What needs to be done
Please write the next part of the thread about oversized messages in the cirrusSearchElasticaWrite topic, starting after its last sentence and leaving the data below aside.

Document passage
● ● ● ●
Oo, good thought. I think you might be right. Will investigate and try today.

Nuria triaged this task as Medium priority.May 31 2018, 4:37 PM
Nuria moved this task from Incoming to Operational Excellence on the Analytics board.
Nuria added a project: Analytics-Kanban.

Ah! Yup, we do use compression = snappy. Just noticed that you re commented. Hm.

Vvjjkkii renamed this task from Huge messages in eqiad.mediawiki.job.cirrusSearchElasticaWrite (and other?) topics to zxbaaaaaaa.Jul 1 2018, 1:06 AM
Vvjjkkii raised the priority of this task from Medium to High.
Vvjjkkii updated the task description. (Show Details)
Vvjjkkii removed subscribers: gerritbot, Aklapper.
mobrovac renamed this task from zxbaaaaaaa to Huge messages in eqiad.mediawiki.job.cirrusSearchElasticaWrite (and other?) topics.Jul 1 2018, 11:14 AM
mobrovac lowered the priority of this task from High to Medium.
mobrovac updated the task description. (Show Details)

So, we've recently re-enabled job queue topic mirroring between main-eqiad and main-codfw, including this cirrusSearchElasticaWrite topic. I haven't seen any of these errors in those MirrorMaker instances, which either means that: there haven't been any of these huge messages since we started mirroring again, OR there is something specific to the main-eqiad -> jumbo-eqiad instance configuration that causes the message request size when producing to jumbo-eqiad to be too large.
● ● ● ●
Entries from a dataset
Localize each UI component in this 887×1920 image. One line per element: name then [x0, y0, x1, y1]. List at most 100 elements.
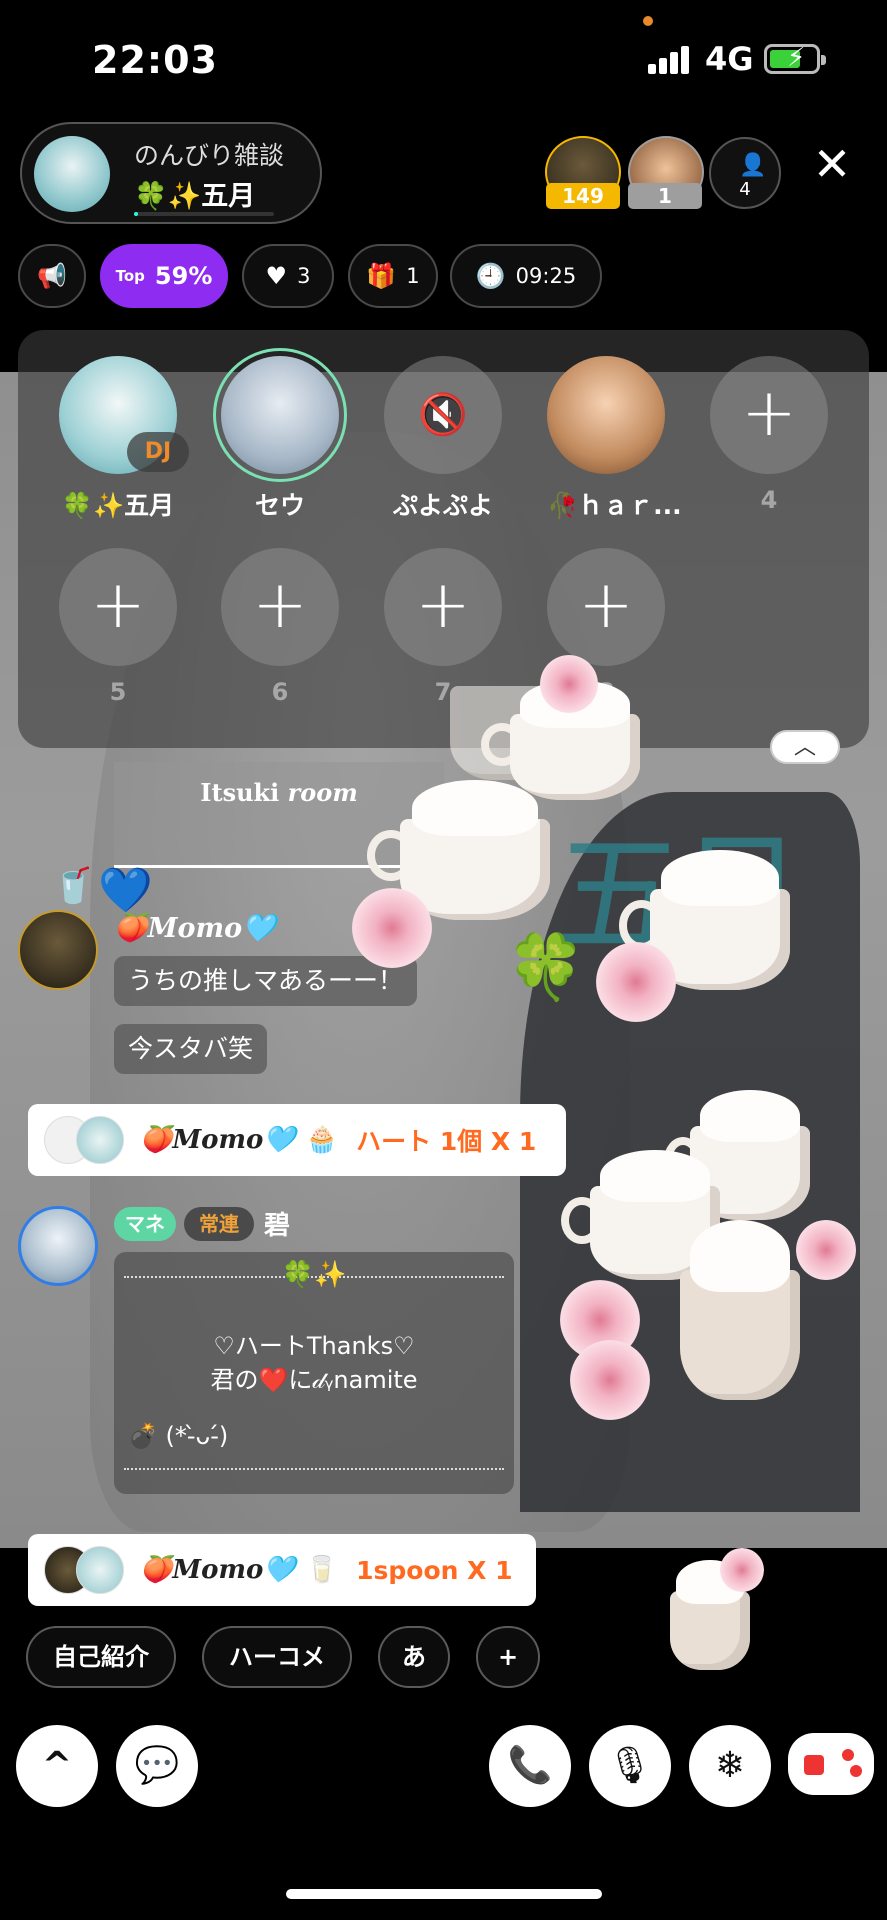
seat-number: 5 — [109, 678, 127, 706]
sender-avatar[interactable] — [18, 910, 98, 990]
blossom-decor — [796, 1220, 856, 1280]
effects-button[interactable]: ❄ — [689, 1725, 771, 1807]
plus-icon: + — [252, 566, 308, 643]
gift-item-icon: 🥛 — [305, 1555, 339, 1585]
regular-badge: 常連 — [184, 1207, 254, 1241]
seat-number: 6 — [271, 678, 289, 706]
blossom-decor — [352, 888, 432, 968]
collapse-seats-button[interactable]: ︿ — [770, 730, 840, 764]
clock-icon: 🕘 — [475, 262, 506, 290]
seat-5-empty[interactable]: + 4 — [710, 356, 828, 514]
status-bar: 22:03 4G ⚡ — [0, 0, 887, 110]
seat-7-empty[interactable]: + 6 — [221, 548, 339, 706]
room-avatar — [34, 136, 110, 212]
decor-cup — [680, 1220, 800, 1400]
seat-1[interactable]: DJ 🍀✨五月 — [59, 356, 189, 522]
card-header: 🍀✨ — [281, 1260, 347, 1290]
quick-reply-add[interactable]: + — [476, 1626, 540, 1688]
manager-badge: マネ — [114, 1207, 176, 1241]
gift-icon: 🎁 — [366, 262, 397, 290]
plus-icon: + — [578, 566, 634, 643]
quick-reply-heart-comment[interactable]: ハーコメ — [202, 1626, 352, 1688]
gift-notification: 🍑𝑴𝒐𝒎𝒐🩵 🥛 1spoon X 1 — [28, 1534, 536, 1606]
game-button[interactable] — [788, 1733, 874, 1795]
expand-button[interactable]: ^ — [16, 1725, 98, 1807]
gift-receiver-avatar — [76, 1116, 124, 1164]
speaking-ring — [213, 348, 347, 482]
blossom-decor — [720, 1548, 764, 1592]
quick-reply-a[interactable]: あ — [378, 1626, 450, 1688]
seat-number: 4 — [760, 486, 778, 514]
top-value: 59% — [154, 262, 213, 290]
drink-emoji: 🥤 — [52, 866, 95, 906]
announcement-button[interactable]: 📢 — [18, 244, 86, 308]
top-fan-1-count: 149 — [546, 183, 620, 209]
top-fan-2-count: 1 — [628, 183, 702, 209]
timer-chip[interactable]: 🕘 09:25 — [450, 244, 602, 308]
listener-count: 4 — [739, 179, 751, 200]
clock: 22:03 — [92, 38, 218, 82]
thanks-card: 🍀✨ ♡ハートThanks♡ 君の❤️に𝒹ᵧnamite 💣 (*-̀ᴗ-́) — [114, 1252, 514, 1494]
seat-1-avatar: DJ — [59, 356, 189, 474]
plus-icon: + — [90, 566, 146, 643]
gifts-chip[interactable]: 🎁 1 — [348, 244, 438, 308]
privacy-indicator — [643, 16, 653, 26]
gift-description: ハート 1個 X 1 — [356, 1127, 537, 1156]
manager-name: 碧 — [264, 1211, 291, 1241]
battery-icon: ⚡ — [764, 43, 826, 74]
plus-icon: + — [415, 566, 471, 643]
room-host: 🍀✨五月 — [134, 181, 256, 212]
top-label: Top — [115, 267, 145, 285]
chat-message: うちの推しマあるーー！ — [114, 956, 418, 1006]
gamepad-icon — [804, 1755, 824, 1775]
person-icon: 👤 — [739, 153, 767, 178]
seat-3-name: ぷよぷよ — [392, 491, 493, 520]
notice-title-suffix: room — [287, 778, 358, 807]
card-line-3: 💣 (*-̀ᴗ-́) — [128, 1422, 229, 1450]
gift-sender: 🍑𝑴𝒐𝒎𝒐🩵 — [140, 1125, 296, 1155]
microphone-icon: 🎙 — [607, 1745, 653, 1786]
manager-avatar[interactable] — [18, 1206, 98, 1286]
chevron-up-icon: ^ — [41, 1745, 73, 1786]
listeners-button[interactable]: 👤 4 — [709, 137, 781, 209]
blossom-decor — [596, 942, 676, 1022]
notice-title: Itsuki — [200, 778, 280, 807]
clover-decor: 🍀 — [506, 931, 586, 1005]
signal-icon — [648, 44, 692, 74]
room-info[interactable]: のんびり雑談 🍀✨五月 — [20, 122, 322, 224]
home-indicator[interactable] — [286, 1889, 602, 1899]
megaphone-icon: 📢 — [37, 262, 67, 290]
chat-button[interactable]: 💬 — [116, 1725, 198, 1807]
seat-4[interactable]: 🥀ｈａｒ... — [547, 356, 682, 522]
decor-cup — [367, 780, 550, 920]
seat-4-avatar — [547, 356, 665, 474]
gift-description: 1spoon X 1 — [356, 1555, 513, 1585]
timer-value: 09:25 — [515, 264, 577, 288]
quick-reply-self-intro[interactable]: 自己紹介 — [26, 1626, 176, 1688]
card-line-2: 君の❤️に𝒹ᵧnamite — [210, 1366, 418, 1394]
seat-6-empty[interactable]: + 5 — [59, 548, 177, 706]
gift-receiver-avatar — [76, 1546, 124, 1594]
mic-button[interactable]: 🎙 — [589, 1725, 671, 1807]
seat-2-avatar — [213, 348, 347, 482]
top-rank-chip[interactable]: Top 59% — [100, 244, 228, 308]
network-type: 4G — [705, 40, 754, 78]
gift-item-icon: 🧁 — [305, 1125, 339, 1155]
snowflake-icon: ❄ — [714, 1745, 746, 1786]
call-button[interactable]: 📞 — [489, 1725, 571, 1807]
gift-notification: 🍑𝑴𝒐𝒎𝒐🩵 🧁 ハート 1個 X 1 — [28, 1104, 566, 1176]
hearts-count: 3 — [297, 264, 311, 288]
blossom-decor — [540, 655, 598, 713]
close-icon[interactable]: ✕ — [806, 138, 858, 190]
seat-3[interactable]: 🔇 ぷよぷよ — [384, 356, 502, 522]
sender-name: 🍑𝑴𝒐𝒎𝒐🩵 — [114, 913, 276, 944]
hearts-chip[interactable]: ♥ 3 — [242, 244, 334, 308]
seat-3-avatar: 🔇 — [384, 356, 502, 474]
mic-off-icon: 🔇 — [418, 392, 468, 438]
gift-sender: 🍑𝑴𝒐𝒎𝒐🩵 — [140, 1555, 296, 1585]
dj-badge: DJ — [127, 432, 189, 472]
card-line-1: ♡ハートThanks♡ — [213, 1332, 415, 1360]
seat-2[interactable]: セウ — [213, 348, 347, 522]
chat-message: 今スタバ笑 — [114, 1024, 268, 1074]
room-title: のんびり雑談 — [134, 141, 285, 170]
● ● ● ●
Answer for the task
The cirrusSearchElasticaWrite job is relatively rare right now, it mostly gets volume when we are doing maintenance tasks. To tease out if the are any problems i ran a pause against the codfw cluster for 10 minutes, actual usage during maintenance tasks would probably be longer but wanted to check if increasing the volume to capture a wider range of page updates made any difference.

And i logged the pauses against wrong cluster, they are (from SAL log):

2018-07-05:
19:07 ebernhardson: T194678 un-pause cirrussearch writes to codfw
18:55 ebernhardson: T194678 pause cirrussearch writes to codfw to check how kafka+mirrormaker responds

Ottomata lowered the priority of this task from Medium to Low.Aug 15 2018, 5:16 PM
Ottomata removed a project: Analytics-Kanban.
debt claimed this task.